[Dataset excerpt]
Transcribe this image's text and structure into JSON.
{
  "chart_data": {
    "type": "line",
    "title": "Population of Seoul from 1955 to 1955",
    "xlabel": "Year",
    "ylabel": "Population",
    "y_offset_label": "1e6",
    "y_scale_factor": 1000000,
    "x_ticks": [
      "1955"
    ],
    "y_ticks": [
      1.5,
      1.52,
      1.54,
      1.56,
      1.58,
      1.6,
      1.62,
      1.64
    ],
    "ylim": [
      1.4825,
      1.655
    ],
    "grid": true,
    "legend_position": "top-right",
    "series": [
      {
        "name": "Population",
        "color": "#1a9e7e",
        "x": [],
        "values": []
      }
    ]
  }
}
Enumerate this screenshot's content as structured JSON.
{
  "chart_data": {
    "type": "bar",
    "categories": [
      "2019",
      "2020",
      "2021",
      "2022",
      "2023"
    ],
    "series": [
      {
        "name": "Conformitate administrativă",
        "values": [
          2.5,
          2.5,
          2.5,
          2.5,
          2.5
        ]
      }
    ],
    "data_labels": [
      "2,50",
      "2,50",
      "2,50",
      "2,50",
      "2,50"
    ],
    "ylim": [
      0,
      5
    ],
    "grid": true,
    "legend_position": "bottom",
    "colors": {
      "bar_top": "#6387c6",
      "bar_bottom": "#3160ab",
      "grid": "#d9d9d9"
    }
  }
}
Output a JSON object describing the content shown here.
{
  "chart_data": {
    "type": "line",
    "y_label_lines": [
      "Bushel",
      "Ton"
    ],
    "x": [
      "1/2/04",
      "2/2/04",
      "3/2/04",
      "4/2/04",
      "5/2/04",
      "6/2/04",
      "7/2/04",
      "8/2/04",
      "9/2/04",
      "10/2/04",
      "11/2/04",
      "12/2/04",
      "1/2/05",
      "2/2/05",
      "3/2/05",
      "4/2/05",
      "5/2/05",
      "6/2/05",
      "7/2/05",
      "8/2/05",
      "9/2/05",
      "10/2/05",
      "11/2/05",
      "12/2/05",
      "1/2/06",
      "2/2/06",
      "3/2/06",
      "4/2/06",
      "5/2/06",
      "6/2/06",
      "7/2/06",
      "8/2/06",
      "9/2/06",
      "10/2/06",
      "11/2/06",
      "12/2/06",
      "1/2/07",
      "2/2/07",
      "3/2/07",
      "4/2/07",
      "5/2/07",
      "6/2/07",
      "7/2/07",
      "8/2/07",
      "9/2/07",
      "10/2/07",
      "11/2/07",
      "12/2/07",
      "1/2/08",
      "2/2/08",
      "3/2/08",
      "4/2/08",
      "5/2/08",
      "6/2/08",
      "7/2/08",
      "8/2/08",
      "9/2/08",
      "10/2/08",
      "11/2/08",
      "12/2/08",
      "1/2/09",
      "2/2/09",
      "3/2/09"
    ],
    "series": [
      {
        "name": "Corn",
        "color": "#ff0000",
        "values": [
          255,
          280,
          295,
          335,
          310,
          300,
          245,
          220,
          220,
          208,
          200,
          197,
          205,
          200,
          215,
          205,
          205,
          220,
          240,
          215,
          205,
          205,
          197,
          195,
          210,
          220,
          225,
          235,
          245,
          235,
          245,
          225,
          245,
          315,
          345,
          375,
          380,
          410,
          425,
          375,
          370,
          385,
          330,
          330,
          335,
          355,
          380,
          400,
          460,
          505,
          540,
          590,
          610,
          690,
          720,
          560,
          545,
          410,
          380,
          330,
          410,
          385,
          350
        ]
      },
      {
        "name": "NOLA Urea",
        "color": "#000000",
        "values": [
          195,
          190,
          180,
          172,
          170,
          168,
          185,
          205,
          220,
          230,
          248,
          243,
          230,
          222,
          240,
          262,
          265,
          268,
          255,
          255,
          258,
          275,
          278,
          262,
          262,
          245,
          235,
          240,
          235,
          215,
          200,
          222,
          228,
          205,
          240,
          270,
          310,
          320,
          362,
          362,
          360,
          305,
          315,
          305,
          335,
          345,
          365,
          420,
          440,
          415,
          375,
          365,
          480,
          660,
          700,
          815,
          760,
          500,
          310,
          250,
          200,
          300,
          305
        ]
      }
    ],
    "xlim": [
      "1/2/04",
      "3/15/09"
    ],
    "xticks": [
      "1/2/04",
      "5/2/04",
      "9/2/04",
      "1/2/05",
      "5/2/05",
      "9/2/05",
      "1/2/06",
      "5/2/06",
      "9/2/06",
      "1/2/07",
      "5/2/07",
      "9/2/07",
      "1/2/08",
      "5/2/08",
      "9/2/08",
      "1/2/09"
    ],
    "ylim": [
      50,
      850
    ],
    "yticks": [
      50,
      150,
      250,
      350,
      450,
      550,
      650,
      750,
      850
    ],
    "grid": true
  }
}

**WHAT IS REQUIRED**
Lines containing the word "grid" must all be returned from the material above.

**ANSWER FOR THE TASK**
    "grid": true,
    "grid": true,
      "grid": "#d9d9d9"
    "grid": true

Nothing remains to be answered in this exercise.